What is asked =
State how many lines contain "image", and write nothing except that count.

Provided data =
------------------------------
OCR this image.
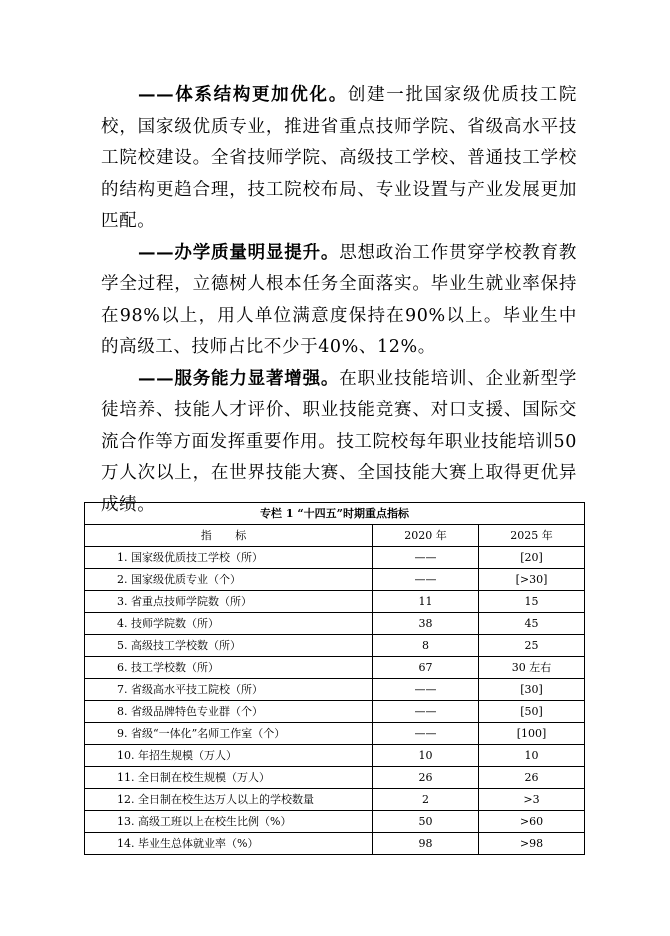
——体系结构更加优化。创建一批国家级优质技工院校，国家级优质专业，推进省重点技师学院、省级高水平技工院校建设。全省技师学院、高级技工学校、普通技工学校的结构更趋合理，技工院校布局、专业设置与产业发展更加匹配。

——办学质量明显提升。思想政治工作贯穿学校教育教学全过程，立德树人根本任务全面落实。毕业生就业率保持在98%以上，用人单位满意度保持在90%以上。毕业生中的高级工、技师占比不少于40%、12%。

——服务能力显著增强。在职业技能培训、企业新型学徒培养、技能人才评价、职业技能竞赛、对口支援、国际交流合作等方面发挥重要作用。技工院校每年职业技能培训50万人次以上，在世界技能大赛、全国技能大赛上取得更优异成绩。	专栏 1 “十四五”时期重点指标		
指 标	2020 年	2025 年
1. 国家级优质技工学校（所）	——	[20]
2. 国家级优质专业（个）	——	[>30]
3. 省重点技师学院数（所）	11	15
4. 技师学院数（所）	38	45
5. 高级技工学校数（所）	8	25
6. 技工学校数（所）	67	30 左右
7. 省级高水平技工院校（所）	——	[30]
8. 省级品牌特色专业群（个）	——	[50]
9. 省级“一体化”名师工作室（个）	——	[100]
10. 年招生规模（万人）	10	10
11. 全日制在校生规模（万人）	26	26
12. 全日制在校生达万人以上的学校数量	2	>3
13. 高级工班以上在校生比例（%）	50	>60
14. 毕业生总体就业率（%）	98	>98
------------------------------
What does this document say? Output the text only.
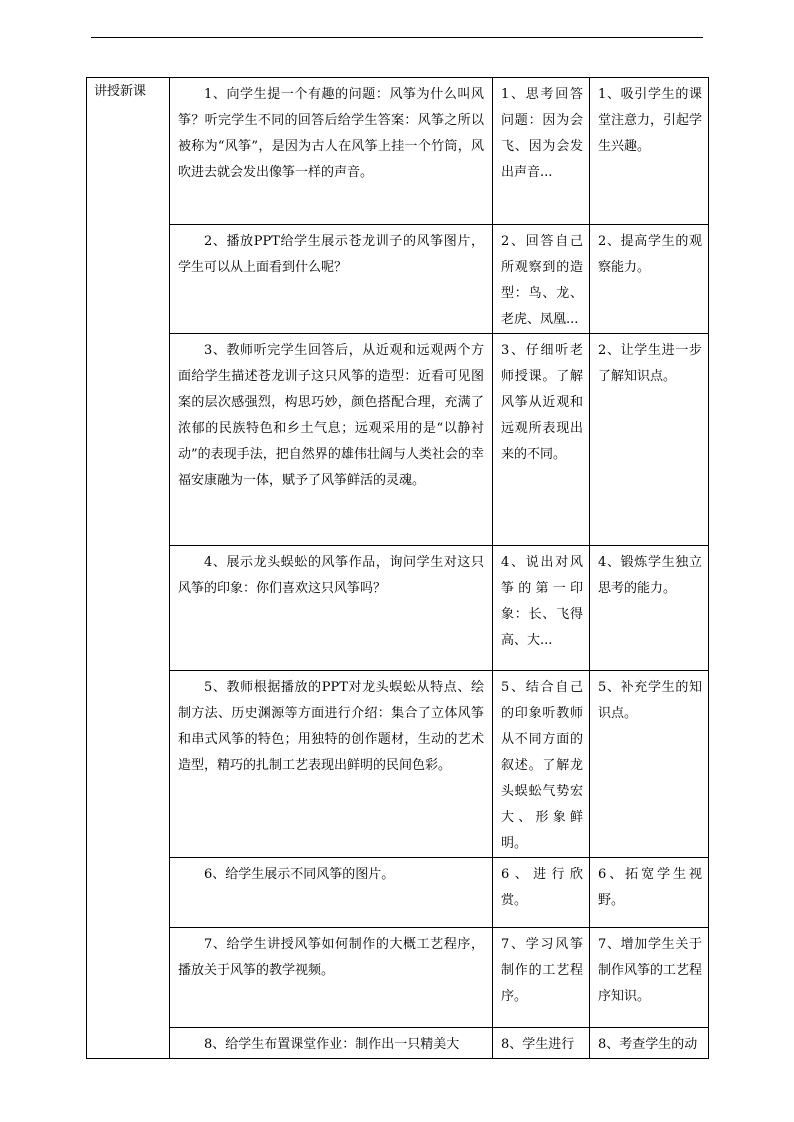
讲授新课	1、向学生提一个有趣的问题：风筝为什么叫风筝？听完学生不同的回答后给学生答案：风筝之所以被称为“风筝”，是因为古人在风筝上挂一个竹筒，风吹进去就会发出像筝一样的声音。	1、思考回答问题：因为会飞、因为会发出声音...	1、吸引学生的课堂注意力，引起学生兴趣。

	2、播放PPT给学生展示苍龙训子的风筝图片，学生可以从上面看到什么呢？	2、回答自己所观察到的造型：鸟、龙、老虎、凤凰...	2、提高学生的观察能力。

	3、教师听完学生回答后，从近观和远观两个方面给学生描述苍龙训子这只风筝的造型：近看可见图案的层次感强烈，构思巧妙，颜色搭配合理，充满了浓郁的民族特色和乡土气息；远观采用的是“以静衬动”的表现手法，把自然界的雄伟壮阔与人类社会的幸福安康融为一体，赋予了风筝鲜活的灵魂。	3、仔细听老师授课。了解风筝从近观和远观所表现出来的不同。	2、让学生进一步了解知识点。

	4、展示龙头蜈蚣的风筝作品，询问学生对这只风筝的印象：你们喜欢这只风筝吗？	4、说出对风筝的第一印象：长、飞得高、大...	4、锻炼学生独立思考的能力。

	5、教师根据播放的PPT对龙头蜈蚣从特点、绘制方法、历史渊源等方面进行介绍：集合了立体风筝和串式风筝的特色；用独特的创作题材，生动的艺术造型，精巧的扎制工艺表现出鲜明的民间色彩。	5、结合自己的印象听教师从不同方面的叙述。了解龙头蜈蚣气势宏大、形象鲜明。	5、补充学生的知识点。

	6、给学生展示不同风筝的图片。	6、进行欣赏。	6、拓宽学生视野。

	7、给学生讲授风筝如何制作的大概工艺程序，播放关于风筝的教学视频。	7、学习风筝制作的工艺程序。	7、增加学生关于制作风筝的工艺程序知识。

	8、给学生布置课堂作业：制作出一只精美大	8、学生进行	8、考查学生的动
------------------------------
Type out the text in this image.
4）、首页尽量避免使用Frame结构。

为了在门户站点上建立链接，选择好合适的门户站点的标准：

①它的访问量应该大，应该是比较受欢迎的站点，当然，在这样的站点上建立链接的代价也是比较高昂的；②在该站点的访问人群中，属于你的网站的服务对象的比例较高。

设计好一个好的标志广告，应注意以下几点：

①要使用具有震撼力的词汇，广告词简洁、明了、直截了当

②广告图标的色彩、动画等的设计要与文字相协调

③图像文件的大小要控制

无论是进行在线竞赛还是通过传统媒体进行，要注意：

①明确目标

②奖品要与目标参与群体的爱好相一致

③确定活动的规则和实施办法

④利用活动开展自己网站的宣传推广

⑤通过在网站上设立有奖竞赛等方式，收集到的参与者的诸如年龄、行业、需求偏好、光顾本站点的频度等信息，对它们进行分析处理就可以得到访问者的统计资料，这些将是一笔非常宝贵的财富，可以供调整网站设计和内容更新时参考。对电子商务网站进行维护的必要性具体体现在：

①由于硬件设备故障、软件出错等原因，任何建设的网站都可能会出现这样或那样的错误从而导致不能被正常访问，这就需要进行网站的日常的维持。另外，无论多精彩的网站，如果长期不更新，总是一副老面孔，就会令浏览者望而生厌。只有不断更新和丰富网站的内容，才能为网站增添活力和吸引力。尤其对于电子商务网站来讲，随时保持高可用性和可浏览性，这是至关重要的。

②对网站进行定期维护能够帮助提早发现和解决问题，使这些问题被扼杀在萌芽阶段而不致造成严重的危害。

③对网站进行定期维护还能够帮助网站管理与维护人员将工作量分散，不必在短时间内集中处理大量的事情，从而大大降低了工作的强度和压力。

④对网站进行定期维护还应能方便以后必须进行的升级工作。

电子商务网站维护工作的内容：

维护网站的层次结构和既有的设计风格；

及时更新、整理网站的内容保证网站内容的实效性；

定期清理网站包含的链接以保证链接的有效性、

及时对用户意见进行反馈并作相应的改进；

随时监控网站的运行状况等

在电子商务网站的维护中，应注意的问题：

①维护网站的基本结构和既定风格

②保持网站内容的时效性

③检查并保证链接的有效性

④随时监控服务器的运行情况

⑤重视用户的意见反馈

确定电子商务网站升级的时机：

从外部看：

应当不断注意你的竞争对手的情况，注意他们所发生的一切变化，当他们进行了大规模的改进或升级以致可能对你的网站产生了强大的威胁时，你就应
------------------------------
Result of this task =
2